| Requirements |
Drop every picture, then transcribe the remaining data exactly.
===== Extracted information
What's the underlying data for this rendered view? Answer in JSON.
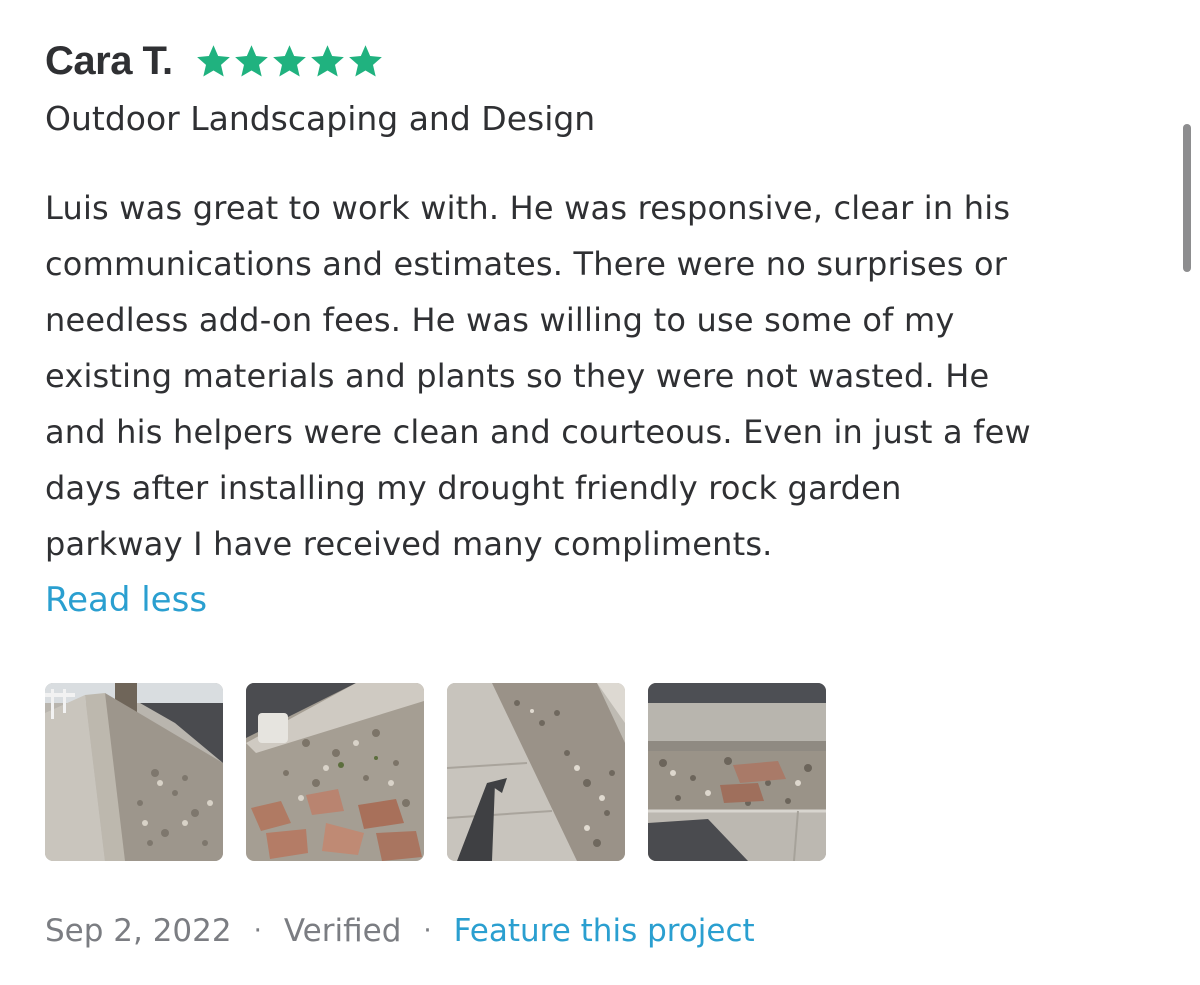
{
  "review": {
    "reviewer_name": "Cara T.",
    "rating": 5,
    "star_color": "#20b27f",
    "category": "Outdoor Landscaping and Design",
    "text_lines": [
      "Luis was great to work with. He was responsive, clear in his",
      "communications and estimates. There were no surprises or",
      "needless add-on fees. He was willing to use some of my",
      "existing materials and plants so they were not wasted. He",
      "and his helpers were clean and courteous. Even in just a few",
      "days after installing my drought friendly rock garden",
      "parkway I have received many compliments."
    ],
    "read_less_label": "Read less",
    "photos": [
      {
        "icon": "landscape-photo-sidewalk-and-rocks"
      },
      {
        "icon": "landscape-photo-rocks-and-flagstones"
      },
      {
        "icon": "landscape-photo-sidewalk-shadow"
      },
      {
        "icon": "landscape-photo-parkway-street"
      }
    ],
    "date": "Sep 2, 2022",
    "separator": "·",
    "verified_label": "Verified",
    "feature_label": "Feature this project"
  },
  "colors": {
    "text": "#2f3033",
    "muted": "#7b7d82",
    "link": "#2a9fd0",
    "star": "#20b27f"
  }
}
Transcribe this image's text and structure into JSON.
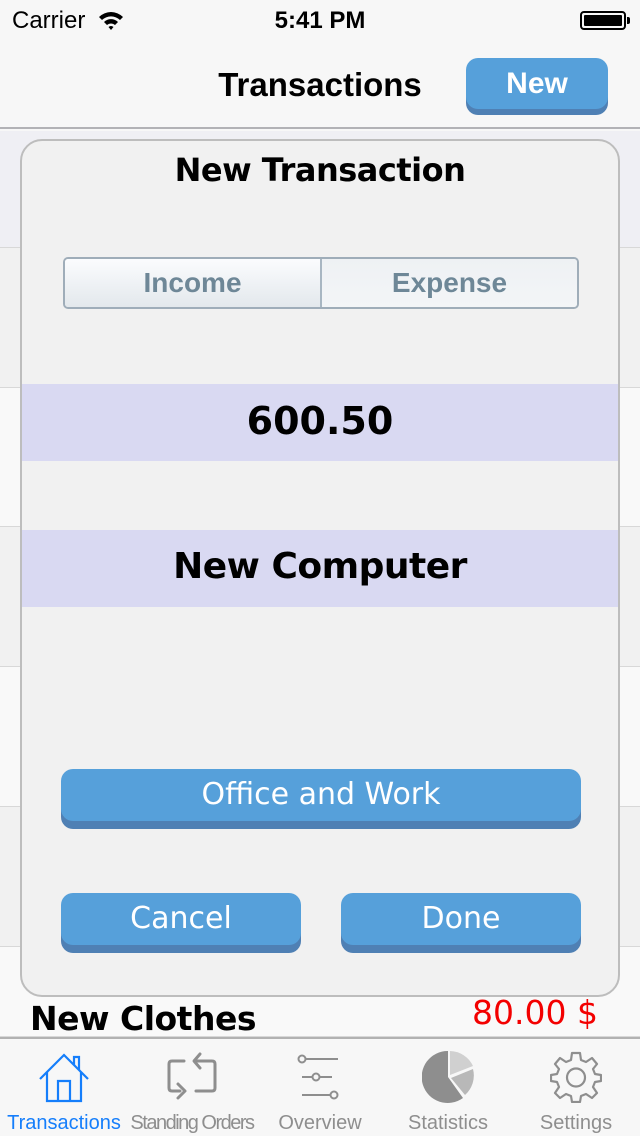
{
  "status_bar": {
    "carrier": "Carrier",
    "time": "5:41 PM",
    "wifi_icon": "wifi-icon",
    "battery_icon": "battery-icon",
    "battery_level": 1.0
  },
  "nav_bar": {
    "title": "Transactions",
    "new_button": "New"
  },
  "background_list": {
    "visible_row": {
      "name": "New Clothes",
      "amount": "80.00 $",
      "amount_color": "#f30000"
    }
  },
  "modal": {
    "title": "New Transaction",
    "segmented": {
      "options": [
        "Income",
        "Expense"
      ],
      "selected": "Expense"
    },
    "amount_value": "600.50",
    "description_value": "New Computer",
    "category_button": "Office and Work",
    "cancel_button": "Cancel",
    "done_button": "Done",
    "field_color": "#d9d9f2",
    "button_color": "#56a0da"
  },
  "tab_bar": {
    "active_color": "#157efb",
    "inactive_color": "#8e8e8e",
    "tabs": [
      {
        "label": "Transactions",
        "icon": "house-icon",
        "active": true
      },
      {
        "label": "Standing Orders",
        "icon": "repeat-icon",
        "active": false
      },
      {
        "label": "Overview",
        "icon": "sliders-icon",
        "active": false
      },
      {
        "label": "Statistics",
        "icon": "pie-chart-icon",
        "active": false
      },
      {
        "label": "Settings",
        "icon": "gear-icon",
        "active": false
      }
    ]
  }
}
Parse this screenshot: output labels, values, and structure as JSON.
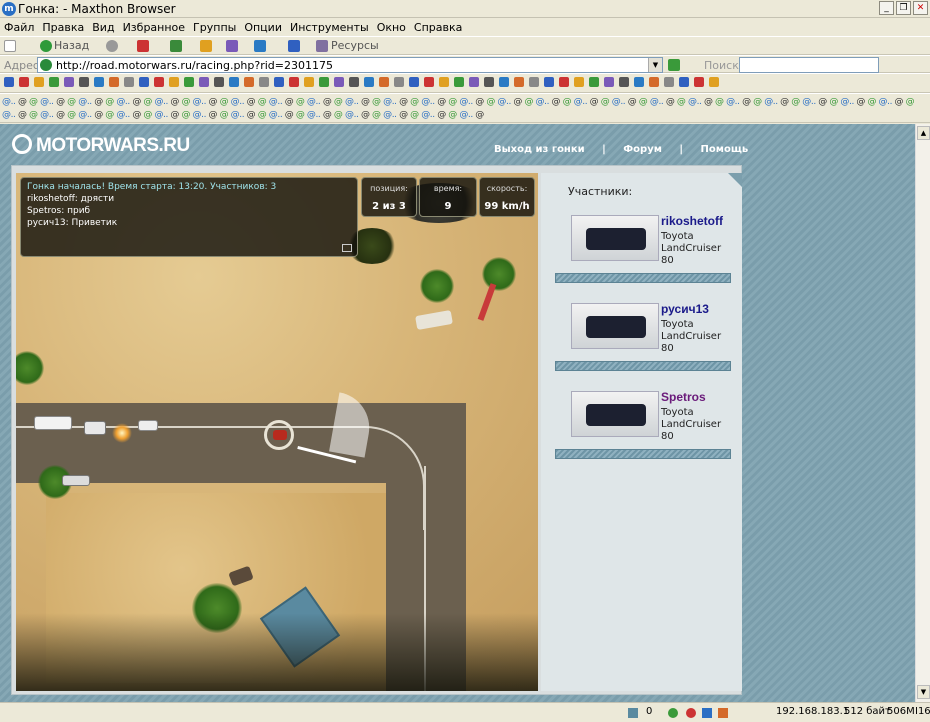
{
  "window": {
    "title": "Гонка: - Maxthon Browser",
    "controls": [
      "_",
      "❐",
      "✕"
    ],
    "accent": "#2a6fc4"
  },
  "menu": [
    "Файл",
    "Правка",
    "Вид",
    "Избранное",
    "Группы",
    "Опции",
    "Инструменты",
    "Окно",
    "Справка"
  ],
  "toolbar": {
    "back_label": "Назад",
    "resources_label": "Ресурсы"
  },
  "address": {
    "label": "Адрес",
    "url": "http://road.motorwars.ru/racing.php?rid=2301175",
    "search_label": "Поиск",
    "search_value": ""
  },
  "page": {
    "logo": "MOTORWARS.RU",
    "nav": [
      "Выход из гонки",
      "Форум",
      "Помощь"
    ],
    "nav_separator": "|",
    "chat": {
      "system": "Гонка началась! Время старта: 13:20. Участников: 3",
      "lines": [
        {
          "user": "rikoshetoff:",
          "text": "дрясти"
        },
        {
          "user": "Spetros:",
          "text": "приб"
        },
        {
          "user": "русич13:",
          "text": "Приветик"
        }
      ]
    },
    "stats": [
      {
        "label": "позиция:",
        "value": "2 из 3"
      },
      {
        "label": "время:",
        "value": "9"
      },
      {
        "label": "скорость:",
        "value": "99 km/h"
      }
    ],
    "participants_heading": "Участники:",
    "participants": [
      {
        "name": "rikoshetoff",
        "car": "Toyota LandCruiser 80",
        "color": "#1a1a8a"
      },
      {
        "name": "русич13",
        "car": "Toyota LandCruiser 80",
        "color": "#1a1a8a"
      },
      {
        "name": "Spetros",
        "car": "Toyota LandCruiser 80",
        "color": "#6a1a7a"
      }
    ]
  },
  "status": {
    "count": "0",
    "ip": "192.168.183.1",
    "bytes": "512 байт",
    "memory": "506M",
    "extra": "I16"
  }
}
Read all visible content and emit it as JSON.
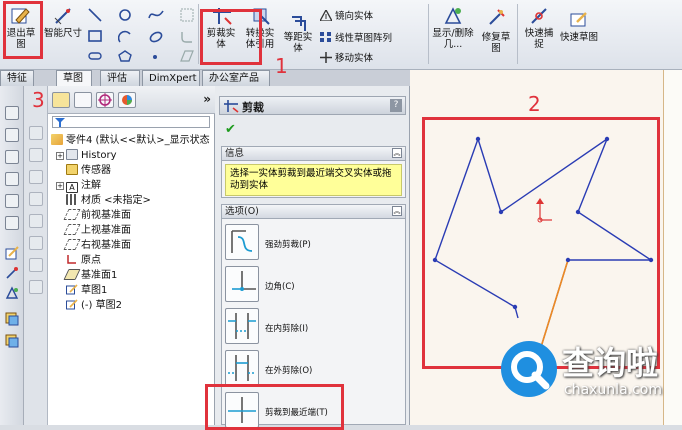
{
  "ribbon": {
    "exit_sketch": "退出草图",
    "smart_dim": "智能尺寸",
    "trim": "剪裁实体",
    "convert": "转换实体引用",
    "offset": "等距实体",
    "mirror": "镜向实体",
    "linear_array": "线性草图阵列",
    "move": "移动实体",
    "display_delete": "显示/删除几...",
    "repair": "修复草图",
    "quick_snap": "快速捕捉",
    "quick_sketch": "快速草图"
  },
  "tabs": [
    "特征",
    "草图",
    "评估",
    "DimXpert",
    "办公室产品"
  ],
  "tree": {
    "root": "零件4 (默认<<默认>_显示状态",
    "items": [
      "History",
      "传感器",
      "注解",
      "材质 <未指定>",
      "前视基准面",
      "上视基准面",
      "右视基准面",
      "原点",
      "基准面1",
      "草图1",
      "(-) 草图2"
    ]
  },
  "pm": {
    "title": "剪裁",
    "help": "?",
    "info_label": "信息",
    "info_text": "选择一实体剪裁到最近端交叉实体或拖动到实体",
    "options_label": "选项(O)",
    "options": [
      "强劲剪裁(P)",
      "边角(C)",
      "在内剪除(I)",
      "在外剪除(O)",
      "剪裁到最近端(T)"
    ]
  },
  "annotations": {
    "n1": "1",
    "n2": "2",
    "n3": "3"
  },
  "watermark": {
    "brand": "查询啦",
    "site": "chaxunla.com"
  },
  "colors": {
    "annotation": "#e0323c",
    "sketch": "#2a3cb4",
    "highlight": "#ee8a22",
    "info_bg": "#ffff99"
  }
}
==========
| Task output |
What's the underlying data for this rendered view? Answer in JSON.
{
  "review": {
    "reviewer_name": "Cara T.",
    "rating": 5,
    "star_color": "#20b27f",
    "category": "Outdoor Landscaping and Design",
    "text_lines": [
      "Luis was great to work with. He was responsive, clear in his",
      "communications and estimates. There were no surprises or",
      "needless add-on fees. He was willing to use some of my",
      "existing materials and plants so they were not wasted. He",
      "and his helpers were clean and courteous. Even in just a few",
      "days after installing my drought friendly rock garden",
      "parkway I have received many compliments."
    ],
    "read_less_label": "Read less",
    "photos": [
      {
        "icon": "landscape-photo-sidewalk-and-rocks"
      },
      {
        "icon": "landscape-photo-rocks-and-flagstones"
      },
      {
        "icon": "landscape-photo-sidewalk-shadow"
      },
      {
        "icon": "landscape-photo-parkway-street"
      }
    ],
    "date": "Sep 2, 2022",
    "separator": "·",
    "verified_label": "Verified",
    "feature_label": "Feature this project"
  },
  "colors": {
    "text": "#2f3033",
    "muted": "#7b7d82",
    "link": "#2a9fd0",
    "star": "#20b27f"
  }
}
Transcribe this image's text and structure into JSON.
{
  "status_bar": {
    "carrier": "Carrier",
    "time": "5:41 PM",
    "wifi_icon": "wifi-icon",
    "battery_icon": "battery-icon",
    "battery_level": 1.0
  },
  "nav_bar": {
    "title": "Transactions",
    "new_button": "New"
  },
  "background_list": {
    "visible_row": {
      "name": "New Clothes",
      "amount": "80.00 $",
      "amount_color": "#f30000"
    }
  },
  "modal": {
    "title": "New Transaction",
    "segmented": {
      "options": [
        "Income",
        "Expense"
      ],
      "selected": "Expense"
    },
    "amount_value": "600.50",
    "description_value": "New Computer",
    "category_button": "Office and Work",
    "cancel_button": "Cancel",
    "done_button": "Done",
    "field_color": "#d9d9f2",
    "button_color": "#56a0da"
  },
  "tab_bar": {
    "active_color": "#157efb",
    "inactive_color": "#8e8e8e",
    "tabs": [
      {
        "label": "Transactions",
        "icon": "house-icon",
        "active": true
      },
      {
        "label": "Standing Orders",
        "icon": "repeat-icon",
        "active": false
      },
      {
        "label": "Overview",
        "icon": "sliders-icon",
        "active": false
      },
      {
        "label": "Statistics",
        "icon": "pie-chart-icon",
        "active": false
      },
      {
        "label": "Settings",
        "icon": "gear-icon",
        "active": false
      }
    ]
  }
}
Parse this screenshot: output labels, values, and structure as JSON.
{
  "window": {
    "title": "Гонка: - Maxthon Browser",
    "controls": [
      "_",
      "❐",
      "✕"
    ],
    "accent": "#2a6fc4"
  },
  "menu": [
    "Файл",
    "Правка",
    "Вид",
    "Избранное",
    "Группы",
    "Опции",
    "Инструменты",
    "Окно",
    "Справка"
  ],
  "toolbar": {
    "back_label": "Назад",
    "resources_label": "Ресурсы"
  },
  "address": {
    "label": "Адрес",
    "url": "http://road.motorwars.ru/racing.php?rid=2301175",
    "search_label": "Поиск",
    "search_value": ""
  },
  "page": {
    "logo": "MOTORWARS.RU",
    "nav": [
      "Выход из гонки",
      "Форум",
      "Помощь"
    ],
    "nav_separator": "|",
    "chat": {
      "system": "Гонка началась! Время старта: 13:20. Участников: 3",
      "lines": [
        {
          "user": "rikoshetoff:",
          "text": "дрясти"
        },
        {
          "user": "Spetros:",
          "text": "приб"
        },
        {
          "user": "русич13:",
          "text": "Приветик"
        }
      ]
    },
    "stats": [
      {
        "label": "позиция:",
        "value": "2 из 3"
      },
      {
        "label": "время:",
        "value": "9"
      },
      {
        "label": "скорость:",
        "value": "99 km/h"
      }
    ],
    "participants_heading": "Участники:",
    "participants": [
      {
        "name": "rikoshetoff",
        "car": "Toyota LandCruiser 80",
        "color": "#1a1a8a"
      },
      {
        "name": "русич13",
        "car": "Toyota LandCruiser 80",
        "color": "#1a1a8a"
      },
      {
        "name": "Spetros",
        "car": "Toyota LandCruiser 80",
        "color": "#6a1a7a"
      }
    ]
  },
  "status": {
    "count": "0",
    "ip": "192.168.183.1",
    "bytes": "512 байт",
    "memory": "506M",
    "extra": "I16"
  }
}
Read all visible content and emit it as JSON.
{
  "ribbon": {
    "exit_sketch": "退出草图",
    "smart_dim": "智能尺寸",
    "trim": "剪裁实体",
    "convert": "转换实体引用",
    "offset": "等距实体",
    "mirror": "镜向实体",
    "linear_array": "线性草图阵列",
    "move": "移动实体",
    "display_delete": "显示/删除几...",
    "repair": "修复草图",
    "quick_snap": "快速捕捉",
    "quick_sketch": "快速草图"
  },
  "tabs": [
    "特征",
    "草图",
    "评估",
    "DimXpert",
    "办公室产品"
  ],
  "tree": {
    "root": "零件4 (默认<<默认>_显示状态",
    "items": [
      "History",
      "传感器",
      "注解",
      "材质 <未指定>",
      "前视基准面",
      "上视基准面",
      "右视基准面",
      "原点",
      "基准面1",
      "草图1",
      "(-) 草图2"
    ]
  },
  "pm": {
    "title": "剪裁",
    "help": "?",
    "info_label": "信息",
    "info_text": "选择一实体剪裁到最近端交叉实体或拖动到实体",
    "options_label": "选项(O)",
    "options": [
      "强劲剪裁(P)",
      "边角(C)",
      "在内剪除(I)",
      "在外剪除(O)",
      "剪裁到最近端(T)"
    ]
  },
  "annotations": {
    "n1": "1",
    "n2": "2",
    "n3": "3"
  },
  "watermark": {
    "brand": "查询啦",
    "site": "chaxunla.com"
  },
  "colors": {
    "annotation": "#e0323c",
    "sketch": "#2a3cb4",
    "highlight": "#ee8a22",
    "info_bg": "#ffff99"
  }
}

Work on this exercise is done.